» **Direction**: Pick out the lines below with "medelvärden" and list them.

» **Dataset**:
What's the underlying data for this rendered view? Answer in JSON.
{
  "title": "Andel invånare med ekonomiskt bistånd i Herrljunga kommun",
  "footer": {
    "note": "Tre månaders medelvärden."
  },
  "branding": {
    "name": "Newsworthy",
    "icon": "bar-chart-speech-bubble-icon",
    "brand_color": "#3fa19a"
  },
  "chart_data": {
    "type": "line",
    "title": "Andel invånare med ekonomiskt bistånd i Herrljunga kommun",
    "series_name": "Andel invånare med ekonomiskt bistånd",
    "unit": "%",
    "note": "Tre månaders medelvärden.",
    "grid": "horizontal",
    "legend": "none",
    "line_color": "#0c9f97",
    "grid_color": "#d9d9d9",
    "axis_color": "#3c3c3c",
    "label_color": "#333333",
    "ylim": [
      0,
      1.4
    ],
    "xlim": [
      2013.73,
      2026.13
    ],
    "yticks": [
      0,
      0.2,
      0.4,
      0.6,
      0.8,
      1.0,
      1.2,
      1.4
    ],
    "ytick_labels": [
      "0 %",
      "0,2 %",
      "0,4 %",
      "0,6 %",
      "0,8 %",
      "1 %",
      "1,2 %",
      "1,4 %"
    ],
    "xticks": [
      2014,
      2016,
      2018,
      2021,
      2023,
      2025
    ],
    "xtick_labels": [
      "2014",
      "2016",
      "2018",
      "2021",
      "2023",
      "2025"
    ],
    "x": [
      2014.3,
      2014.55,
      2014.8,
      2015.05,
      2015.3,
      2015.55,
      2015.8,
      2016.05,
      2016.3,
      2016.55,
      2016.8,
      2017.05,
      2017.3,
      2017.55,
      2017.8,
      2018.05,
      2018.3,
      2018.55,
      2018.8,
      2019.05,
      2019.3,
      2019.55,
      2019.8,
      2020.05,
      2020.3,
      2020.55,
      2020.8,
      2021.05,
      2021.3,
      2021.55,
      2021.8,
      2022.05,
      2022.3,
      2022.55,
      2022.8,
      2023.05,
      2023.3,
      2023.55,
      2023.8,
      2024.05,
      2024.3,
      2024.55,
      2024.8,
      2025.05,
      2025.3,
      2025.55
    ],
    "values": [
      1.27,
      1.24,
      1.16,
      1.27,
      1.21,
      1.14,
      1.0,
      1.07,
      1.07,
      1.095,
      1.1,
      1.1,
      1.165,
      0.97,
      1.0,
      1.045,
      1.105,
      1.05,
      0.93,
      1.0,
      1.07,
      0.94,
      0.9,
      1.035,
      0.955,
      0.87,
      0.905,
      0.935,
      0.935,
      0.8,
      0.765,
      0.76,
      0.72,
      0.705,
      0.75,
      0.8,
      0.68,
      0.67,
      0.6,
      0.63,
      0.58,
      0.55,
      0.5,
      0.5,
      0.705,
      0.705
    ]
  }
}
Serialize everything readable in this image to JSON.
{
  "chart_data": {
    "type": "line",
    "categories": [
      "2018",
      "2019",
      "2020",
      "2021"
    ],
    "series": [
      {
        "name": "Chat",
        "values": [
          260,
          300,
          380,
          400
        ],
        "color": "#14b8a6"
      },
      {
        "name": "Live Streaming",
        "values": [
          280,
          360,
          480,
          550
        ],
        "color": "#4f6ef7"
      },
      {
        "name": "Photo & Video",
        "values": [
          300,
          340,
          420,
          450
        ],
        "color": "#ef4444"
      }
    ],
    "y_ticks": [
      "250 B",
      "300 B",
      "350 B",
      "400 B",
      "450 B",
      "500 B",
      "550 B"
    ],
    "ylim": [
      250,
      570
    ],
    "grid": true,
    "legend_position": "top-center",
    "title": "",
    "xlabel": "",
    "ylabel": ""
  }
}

» **Written response**:
    "note": "Tre månaders medelvärden."
    "note": "Tre månaders medelvärden.",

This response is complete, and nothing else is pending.